* BEGIN *

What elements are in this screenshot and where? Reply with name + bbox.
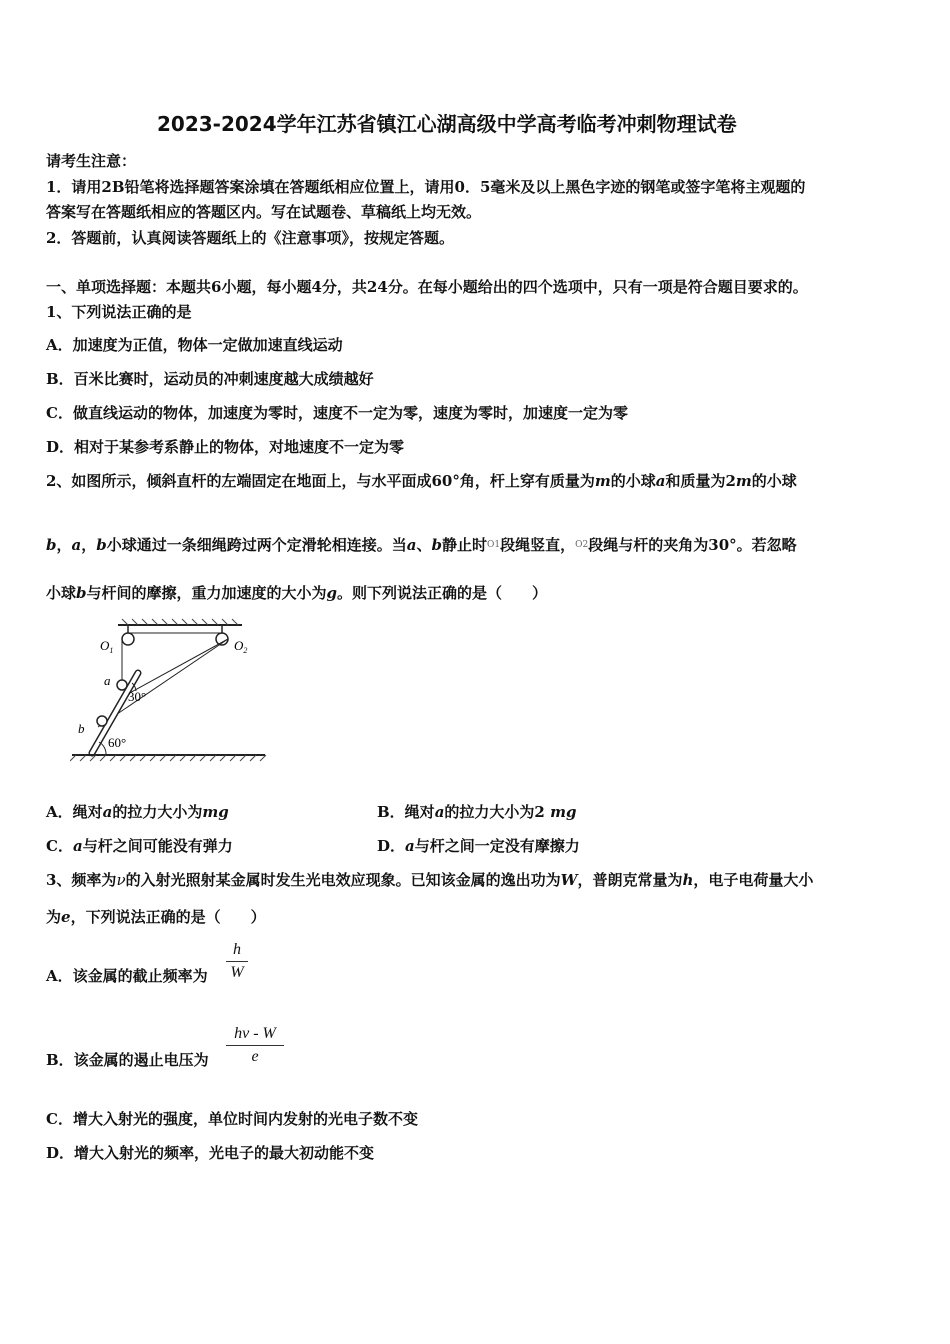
q1-option-a: A．加速度为正值，物体一定做加速直线运动 [46,336,343,354]
notice-line-2: 2．答题前，认真阅读答题纸上的《注意事项》，按规定答题。 [46,229,454,247]
q1-option-c: C．做直线运动的物体，加速度为零时，速度不一定为零，速度为零时，加速度一定为零 [46,404,628,422]
page-title: 2023-2024学年江苏省镇江心湖高级中学高考临考冲刺物理试卷 [157,112,737,136]
q1-option-d: D．相对于某参考系静止的物体，对地速度不一定为零 [46,438,405,456]
label-angle-30: 30° [128,689,147,704]
ball-b [97,716,107,726]
q2-option-c: C．a与杆之间可能没有弹力 [46,837,233,855]
missing-glyph-o1: O1 [487,540,501,550]
q2-option-d: D．a与杆之间一定没有摩擦力 [377,837,580,855]
q1-stem: 1、下列说法正确的是 [46,303,192,321]
q3-option-a: A．该金属的截止频率为 [46,967,208,985]
label-o1: $O_1$ [100,638,114,655]
q1-option-b: B．百米比赛时，运动员的冲刺速度越大成绩越好 [46,370,374,388]
label-angle-60: 60° [108,735,127,750]
q3-option-b: B．该金属的遏止电压为 [46,1051,209,1069]
q3-stem-line-1: 3、频率为ν的入射光照射某金属时发生光电效应现象。已知该金属的逸出功为W，普朗克常量为h，电子电荷量大小 [46,871,814,889]
q2-stem-line-2: b，a，b小球通过一条细绳跨过两个定滑轮相连接。当a、b静止时$^{O1}$段绳竖直，$^{O2}$段绳与杆的夹角为30°。若忽略 [46,536,797,554]
q3-option-a-fraction: h W [226,940,248,983]
label-o2: $O_2$ [234,638,248,655]
missing-glyph-o2: O2 [575,540,589,550]
section-heading: 一、单项选择题：本题共6小题，每小题4分，共24分。在每小题给出的四个选项中，只有一项是符合题目要求的。 [46,278,808,296]
label-a: a [104,673,111,688]
q2-stem-line-3: 小球b与杆间的摩擦，重力加速度的大小为g。则下列说法正确的是（ ） [46,584,548,602]
notice-line-1b: 答案写在答题纸相应的答题区内。写在试题卷、草稿纸上均无效。 [46,203,482,221]
pulley-1 [122,633,134,645]
rope-to-a [126,639,228,695]
q3-option-c: C．增大入射光的强度，单位时间内发射的光电子数不变 [46,1110,418,1128]
notice-line-1a: 1．请用2B铅笔将选择题答案涂填在答题纸相应位置上，请用0．5毫米及以上黑色字迹的钢笔或签字笔将主观题的 [46,178,806,196]
q2-option-a: A．绳对a的拉力大小为mg [46,803,229,821]
q3-option-b-fraction: hν - W e [226,1024,284,1067]
q3-option-d: D．增大入射光的频率，光电子的最大初动能不变 [46,1144,375,1162]
q3-stem-line-2: 为e，下列说法正确的是（ ） [46,908,266,926]
pulley-rod-figure [70,615,270,765]
q2-option-b: B．绳对a的拉力大小为2 mg [377,803,577,821]
q2-stem-line-1: 2、如图所示，倾斜直杆的左端固定在地面上，与水平面成60°角，杆上穿有质量为m的小球a和质量为2m的小球 [46,472,797,490]
notice-heading: 请考生注意： [46,152,137,170]
label-b: b [78,721,85,736]
ball-a [117,680,127,690]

* END *

(Task objective):
Reproduce the listing lines starting with the line that contains "q1-option-a: A．加速度为正值，物体一定做加速直线运动 [46,336,343,354]" and going on through the line that contains "q2-stem-line-3: 小球b与杆间的摩擦，重力加速度的大小为g。则下列说法正确的是（ ）", both ends included.

(Output of the exercise):
q1-option-a: A．加速度为正值，物体一定做加速直线运动 [46,336,343,354]
notice-line-2: 2．答题前，认真阅读答题纸上的《注意事项》，按规定答题。 [46,229,454,247]
q1-option-c: C．做直线运动的物体，加速度为零时，速度不一定为零，速度为零时，加速度一定为零 [46,404,628,422]
page-title: 2023-2024学年江苏省镇江心湖高级中学高考临考冲刺物理试卷 [157,112,737,136]
q1-option-d: D．相对于某参考系静止的物体，对地速度不一定为零 [46,438,405,456]
label-angle-30: 30° [128,689,147,704]
ball-b [97,716,107,726]
q2-option-c: C．a与杆之间可能没有弹力 [46,837,233,855]
missing-glyph-o1: O1 [487,540,501,550]
q2-option-d: D．a与杆之间一定没有摩擦力 [377,837,580,855]
q1-stem: 1、下列说法正确的是 [46,303,192,321]
q3-option-a: A．该金属的截止频率为 [46,967,208,985]
label-o1: $O_1$ [100,638,114,655]
q1-option-b: B．百米比赛时，运动员的冲刺速度越大成绩越好 [46,370,374,388]
label-angle-60: 60° [108,735,127,750]
q3-option-b: B．该金属的遏止电压为 [46,1051,209,1069]
q3-stem-line-1: 3、频率为ν的入射光照射某金属时发生光电效应现象。已知该金属的逸出功为W，普朗克常量为h，电子电荷量大小 [46,871,814,889]
q2-stem-line-2: b，a，b小球通过一条细绳跨过两个定滑轮相连接。当a、b静止时$^{O1}$段绳竖直，$^{O2}$段绳与杆的夹角为30°。若忽略 [46,536,797,554]
q3-option-a-fraction: h W [226,940,248,983]
label-o2: $O_2$ [234,638,248,655]
missing-glyph-o2: O2 [575,540,589,550]
section-heading: 一、单项选择题：本题共6小题，每小题4分，共24分。在每小题给出的四个选项中，只有一项是符合题目要求的。 [46,278,808,296]
label-a: a [104,673,111,688]
q2-stem-line-3: 小球b与杆间的摩擦，重力加速度的大小为g。则下列说法正确的是（ ） [46,584,548,602]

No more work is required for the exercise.